Make a verbatim copy of the entries below; pictures stay out.

##### Material shown

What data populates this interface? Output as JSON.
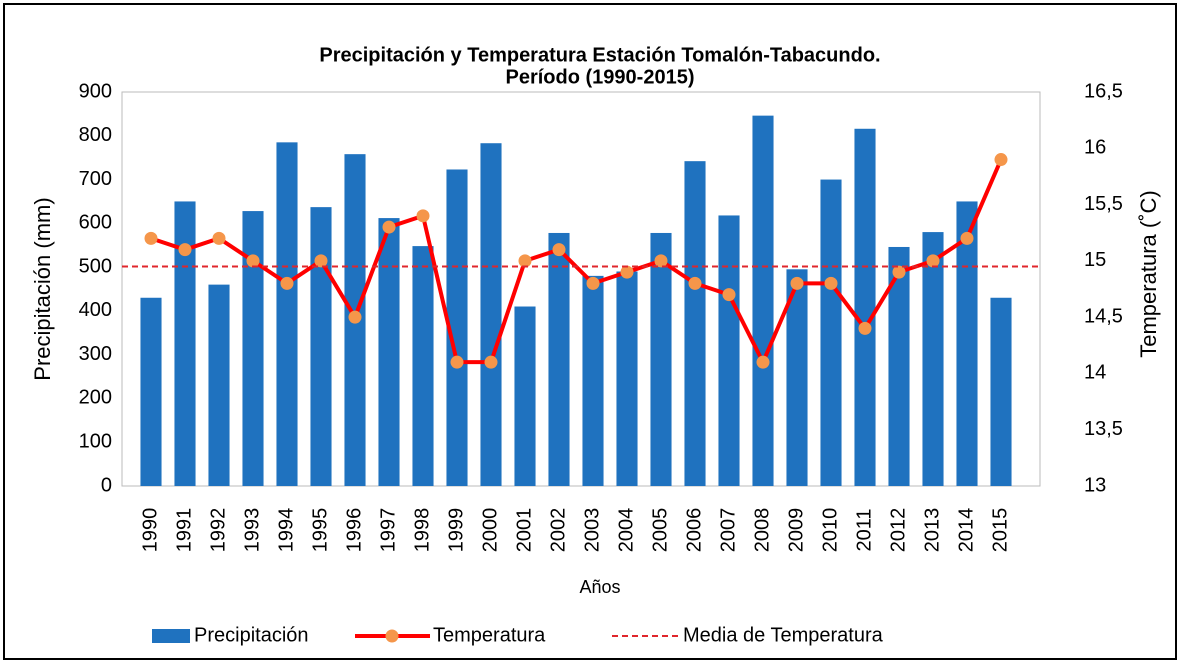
{
  "chart_data": {
    "type": "bar_line",
    "title": "Precipitación y Temperatura Estación Tomalón-Tabacundo.",
    "subtitle": "Período (1990-2015)",
    "x_label": "Años",
    "y_label": "Precipitación (mm)",
    "y2_label": "Temperatura (˚C)",
    "categories": [
      "1990",
      "1991",
      "1992",
      "1993",
      "1994",
      "1995",
      "1996",
      "1997",
      "1998",
      "1999",
      "2000",
      "2001",
      "2002",
      "2003",
      "2004",
      "2005",
      "2006",
      "2007",
      "2008",
      "2009",
      "2010",
      "2011",
      "2012",
      "2013",
      "2014",
      "2015"
    ],
    "series": [
      {
        "name": "Precipitación",
        "type": "bar",
        "color": "#1f72bf",
        "values": [
          430,
          650,
          460,
          628,
          785,
          637,
          758,
          612,
          548,
          723,
          783,
          410,
          578,
          480,
          490,
          578,
          742,
          618,
          846,
          495,
          700,
          816,
          546,
          580,
          650,
          430
        ]
      },
      {
        "name": "Temperatura",
        "type": "line",
        "axis": "y2",
        "color": "#ff0000",
        "marker_color": "#f5964a",
        "values": [
          15.2,
          15.1,
          15.2,
          15.0,
          14.8,
          15.0,
          14.5,
          15.3,
          15.4,
          14.1,
          14.1,
          15.0,
          15.1,
          14.8,
          14.9,
          15.0,
          14.8,
          14.7,
          14.1,
          14.8,
          14.8,
          14.4,
          14.9,
          15.0,
          15.2,
          15.9
        ]
      },
      {
        "name": "Media de Temperatura",
        "type": "hline",
        "axis": "y2",
        "color": "#e0262b",
        "value": 14.95
      }
    ],
    "ylim": [
      0,
      900
    ],
    "yticks": [
      0,
      100,
      200,
      300,
      400,
      500,
      600,
      700,
      800,
      900
    ],
    "y2lim": [
      13,
      16.5
    ],
    "y2ticks": [
      13,
      {
        "value": 13.5,
        "label": "13,5"
      },
      14,
      {
        "value": 14.5,
        "label": "14,5"
      },
      15,
      {
        "value": 15.5,
        "label": "15,5"
      },
      16,
      {
        "value": 16.5,
        "label": "16,5"
      }
    ],
    "legend": "bottom"
  }
}
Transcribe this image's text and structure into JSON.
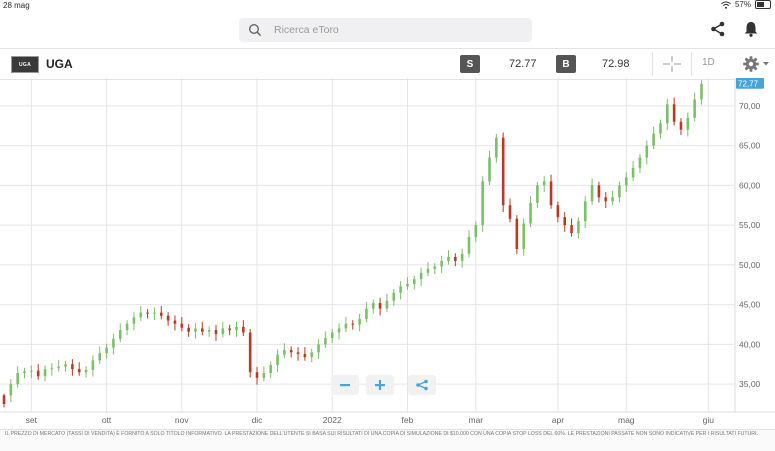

##########

> The response:
What data populates this interface? Output as JSON.
{
  "chart_data": {
    "type": "bar_line",
    "title": "Precipitación y Temperatura Estación Tomalón-Tabacundo.",
    "subtitle": "Período (1990-2015)",
    "x_label": "Años",
    "y_label": "Precipitación (mm)",
    "y2_label": "Temperatura (˚C)",
    "categories": [
      "1990",
      "1991",
      "1992",
      "1993",
      "1994",
      "1995",
      "1996",
      "1997",
      "1998",
      "1999",
      "2000",
      "2001",
      "2002",
      "2003",
      "2004",
      "2005",
      "2006",
      "2007",
      "2008",
      "2009",
      "2010",
      "2011",
      "2012",
      "2013",
      "2014",
      "2015"
    ],
    "series": [
      {
        "name": "Precipitación",
        "type": "bar",
        "color": "#1f72bf",
        "values": [
          430,
          650,
          460,
          628,
          785,
          637,
          758,
          612,
          548,
          723,
          783,
          410,
          578,
          480,
          490,
          578,
          742,
          618,
          846,
          495,
          700,
          816,
          546,
          580,
          650,
          430
        ]
      },
      {
        "name": "Temperatura",
        "type": "line",
        "axis": "y2",
        "color": "#ff0000",
        "marker_color": "#f5964a",
        "values": [
          15.2,
          15.1,
          15.2,
          15.0,
          14.8,
          15.0,
          14.5,
          15.3,
          15.4,
          14.1,
          14.1,
          15.0,
          15.1,
          14.8,
          14.9,
          15.0,
          14.8,
          14.7,
          14.1,
          14.8,
          14.8,
          14.4,
          14.9,
          15.0,
          15.2,
          15.9
        ]
      },
      {
        "name": "Media de Temperatura",
        "type": "hline",
        "axis": "y2",
        "color": "#e0262b",
        "value": 14.95
      }
    ],
    "ylim": [
      0,
      900
    ],
    "yticks": [
      0,
      100,
      200,
      300,
      400,
      500,
      600,
      700,
      800,
      900
    ],
    "y2lim": [
      13,
      16.5
    ],
    "y2ticks": [
      13,
      {
        "value": 13.5,
        "label": "13,5"
      },
      14,
      {
        "value": 14.5,
        "label": "14,5"
      },
      15,
      {
        "value": 15.5,
        "label": "15,5"
      },
      16,
      {
        "value": 16.5,
        "label": "16,5"
      }
    ],
    "legend": "bottom"
  }
}
Transcribe this image's text and structure into JSON.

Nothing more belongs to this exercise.